Task directions:
Transcribe every record that appears below, exactly and in full.

Dataset excerpt

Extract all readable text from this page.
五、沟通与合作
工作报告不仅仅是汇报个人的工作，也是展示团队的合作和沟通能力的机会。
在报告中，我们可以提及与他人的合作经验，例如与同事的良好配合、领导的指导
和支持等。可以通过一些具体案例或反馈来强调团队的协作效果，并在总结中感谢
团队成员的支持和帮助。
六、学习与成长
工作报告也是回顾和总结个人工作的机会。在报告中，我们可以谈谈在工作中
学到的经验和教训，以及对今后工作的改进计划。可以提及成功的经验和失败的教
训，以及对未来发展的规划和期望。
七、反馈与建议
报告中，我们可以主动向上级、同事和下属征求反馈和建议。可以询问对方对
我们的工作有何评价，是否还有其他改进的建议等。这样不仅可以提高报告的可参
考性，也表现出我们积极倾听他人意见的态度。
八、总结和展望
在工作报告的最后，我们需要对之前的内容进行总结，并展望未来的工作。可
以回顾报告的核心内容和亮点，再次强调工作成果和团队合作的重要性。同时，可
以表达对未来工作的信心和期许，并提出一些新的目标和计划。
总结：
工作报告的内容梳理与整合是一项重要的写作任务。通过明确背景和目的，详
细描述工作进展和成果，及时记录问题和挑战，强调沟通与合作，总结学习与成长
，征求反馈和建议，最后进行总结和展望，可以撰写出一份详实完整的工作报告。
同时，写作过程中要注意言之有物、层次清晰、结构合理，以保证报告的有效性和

Finished task:
Extract all readable text from this page.
五、沟通与合作
工作报告不仅仅是汇报个人的工作，也是展示团队的合作和沟通能力的机会。
在报告中，我们可以提及与他人的合作经验，例如与同事的良好配合、领导的指导
和支持等。可以通过一些具体案例或反馈来强调团队的协作效果，并在总结中感谢
团队成员的支持和帮助。
六、学习与成长
工作报告也是回顾和总结个人工作的机会。在报告中，我们可以谈谈在工作中
学到的经验和教训，以及对今后工作的改进计划。可以提及成功的经验和失败的教
训，以及对未来发展的规划和期望。
七、反馈与建议
报告中，我们可以主动向上级、同事和下属征求反馈和建议。可以询问对方对
我们的工作有何评价，是否还有其他改进的建议等。这样不仅可以提高报告的可参
考性，也表现出我们积极倾听他人意见的态度。
八、总结和展望
在工作报告的最后，我们需要对之前的内容进行总结，并展望未来的工作。可
以回顾报告的核心内容和亮点，再次强调工作成果和团队合作的重要性。同时，可
以表达对未来工作的信心和期许，并提出一些新的目标和计划。
总结：
工作报告的内容梳理与整合是一项重要的写作任务。通过明确背景和目的，详
细描述工作进展和成果，及时记录问题和挑战，强调沟通与合作，总结学习与成长
，征求反馈和建议，最后进行总结和展望，可以撰写出一份详实完整的工作报告。
同时，写作过程中要注意言之有物、层次清晰、结构合理，以保证报告的有效性和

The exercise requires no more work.